▶ _TASK REQUIREMENTS_
For the data below, work out how many lines contain the word "team" and supply only that number.

INPUT DATA start

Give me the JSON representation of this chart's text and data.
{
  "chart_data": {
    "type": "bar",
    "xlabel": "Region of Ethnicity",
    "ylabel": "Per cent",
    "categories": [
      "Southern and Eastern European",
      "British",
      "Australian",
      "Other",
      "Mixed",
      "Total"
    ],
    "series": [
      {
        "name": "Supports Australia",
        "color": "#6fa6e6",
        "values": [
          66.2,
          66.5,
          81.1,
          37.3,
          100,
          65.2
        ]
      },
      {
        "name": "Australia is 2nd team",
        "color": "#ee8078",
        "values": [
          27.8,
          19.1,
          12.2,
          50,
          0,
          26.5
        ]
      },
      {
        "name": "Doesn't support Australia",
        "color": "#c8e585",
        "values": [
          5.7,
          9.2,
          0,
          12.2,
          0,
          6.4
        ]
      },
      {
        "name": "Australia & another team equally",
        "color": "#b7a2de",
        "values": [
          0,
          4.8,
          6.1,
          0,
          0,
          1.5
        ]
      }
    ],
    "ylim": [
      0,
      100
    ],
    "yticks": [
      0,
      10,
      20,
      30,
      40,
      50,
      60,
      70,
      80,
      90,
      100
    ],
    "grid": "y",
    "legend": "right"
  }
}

INPUT DATA end

▶ _THE OUTPUT_
2